== EXCERPTED RECORDS
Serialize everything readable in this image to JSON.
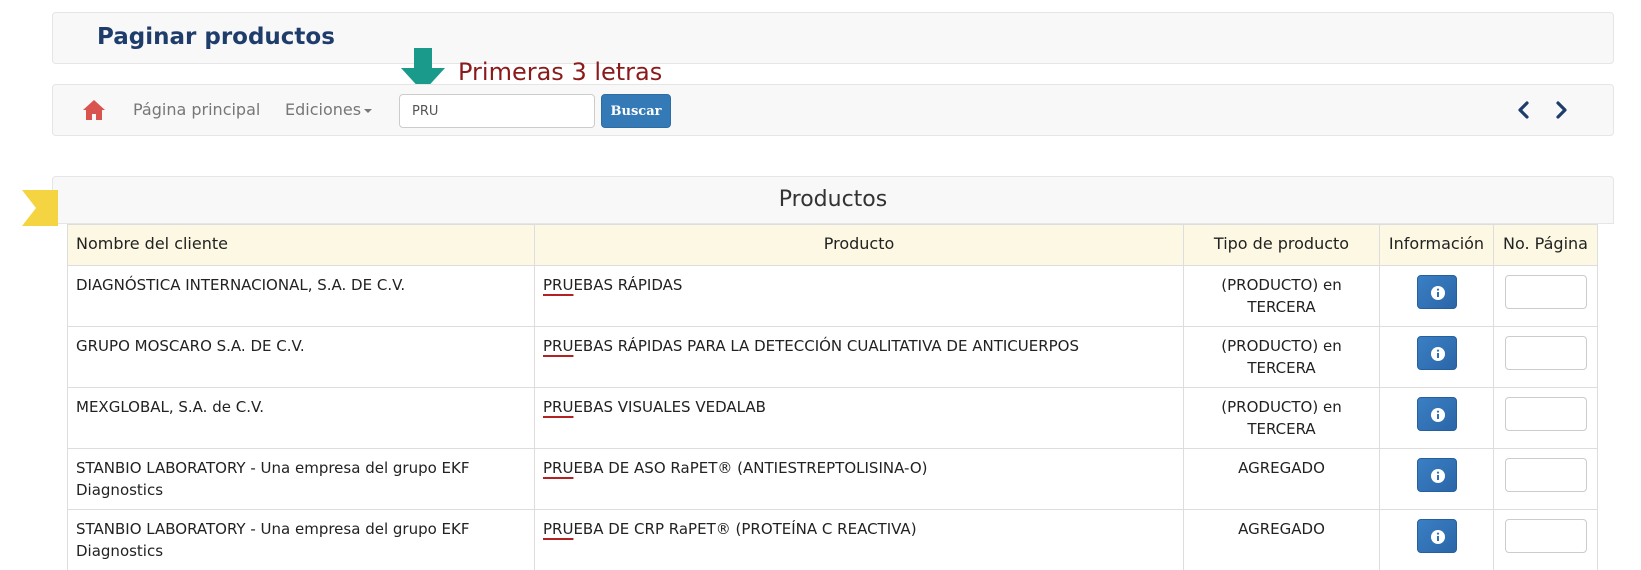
{
  "header": {
    "title": "Paginar productos"
  },
  "annotation": {
    "text": "Primeras 3 letras"
  },
  "navbar": {
    "home_icon": "home-icon",
    "main_label": "Página principal",
    "editions_label": "Ediciones",
    "search_value": "PRU",
    "search_button": "Buscar",
    "prev_icon": "chevron-left-icon",
    "next_icon": "chevron-right-icon"
  },
  "products": {
    "title": "Productos",
    "columns": [
      "Nombre del cliente",
      "Producto",
      "Tipo de producto",
      "Información",
      "No. Página"
    ],
    "rows": [
      {
        "client": "DIAGNÓSTICA INTERNACIONAL, S.A. DE C.V.",
        "product_prefix": "PRU",
        "product_rest": "EBAS RÁPIDAS",
        "type": "(PRODUCTO) en TERCERA",
        "page": ""
      },
      {
        "client": "GRUPO MOSCARO S.A. DE C.V.",
        "product_prefix": "PRU",
        "product_rest": "EBAS RÁPIDAS PARA LA DETECCIÓN CUALITATIVA DE ANTICUERPOS",
        "type": "(PRODUCTO) en TERCERA",
        "page": ""
      },
      {
        "client": "MEXGLOBAL, S.A. de C.V.",
        "product_prefix": "PRU",
        "product_rest": "EBAS VISUALES VEDALAB",
        "type": "(PRODUCTO) en TERCERA",
        "page": ""
      },
      {
        "client": "STANBIO LABORATORY - Una empresa del grupo EKF Diagnostics",
        "product_prefix": "PRU",
        "product_rest": "EBA DE ASO RaPET® (ANTIESTREPTOLISINA-O)",
        "type": "AGREGADO",
        "page": ""
      },
      {
        "client": "STANBIO LABORATORY - Una empresa del grupo EKF Diagnostics",
        "product_prefix": "PRU",
        "product_rest": "EBA DE CRP RaPET® (PROTEÍNA C REACTIVA)",
        "type": "AGREGADO",
        "page": ""
      }
    ]
  },
  "colors": {
    "primary": "#337ab7",
    "title": "#1f3d6b",
    "annotation": "#8b1a1a",
    "arrow": "#1a9a8a",
    "home": "#d9534f",
    "header_row": "#fcf8e3",
    "ribbon": "#f5d442"
  }
}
====
Pictures stay out; reproduce every line of the records exactly.

• [CORRECT ANSWER]:
Serialize everything readable in this image to JSON.
{
  "header": {
    "title": "Paginar productos"
  },
  "annotation": {
    "text": "Primeras 3 letras"
  },
  "navbar": {
    "home_icon": "home-icon",
    "main_label": "Página principal",
    "editions_label": "Ediciones",
    "search_value": "PRU",
    "search_button": "Buscar",
    "prev_icon": "chevron-left-icon",
    "next_icon": "chevron-right-icon"
  },
  "products": {
    "title": "Productos",
    "columns": [
      "Nombre del cliente",
      "Producto",
      "Tipo de producto",
      "Información",
      "No. Página"
    ],
    "rows": [
      {
        "client": "DIAGNÓSTICA INTERNACIONAL, S.A. DE C.V.",
        "product_prefix": "PRU",
        "product_rest": "EBAS RÁPIDAS",
        "type": "(PRODUCTO) en TERCERA",
        "page": ""
      },
      {
        "client": "GRUPO MOSCARO S.A. DE C.V.",
        "product_prefix": "PRU",
        "product_rest": "EBAS RÁPIDAS PARA LA DETECCIÓN CUALITATIVA DE ANTICUERPOS",
        "type": "(PRODUCTO) en TERCERA",
        "page": ""
      },
      {
        "client": "MEXGLOBAL, S.A. de C.V.",
        "product_prefix": "PRU",
        "product_rest": "EBAS VISUALES VEDALAB",
        "type": "(PRODUCTO) en TERCERA",
        "page": ""
      },
      {
        "client": "STANBIO LABORATORY - Una empresa del grupo EKF Diagnostics",
        "product_prefix": "PRU",
        "product_rest": "EBA DE ASO RaPET® (ANTIESTREPTOLISINA-O)",
        "type": "AGREGADO",
        "page": ""
      },
      {
        "client": "STANBIO LABORATORY - Una empresa del grupo EKF Diagnostics",
        "product_prefix": "PRU",
        "product_rest": "EBA DE CRP RaPET® (PROTEÍNA C REACTIVA)",
        "type": "AGREGADO",
        "page": ""
      }
    ]
  },
  "colors": {
    "primary": "#337ab7",
    "title": "#1f3d6b",
    "annotation": "#8b1a1a",
    "arrow": "#1a9a8a",
    "home": "#d9534f",
    "header_row": "#fcf8e3",
    "ribbon": "#f5d442"
  }
}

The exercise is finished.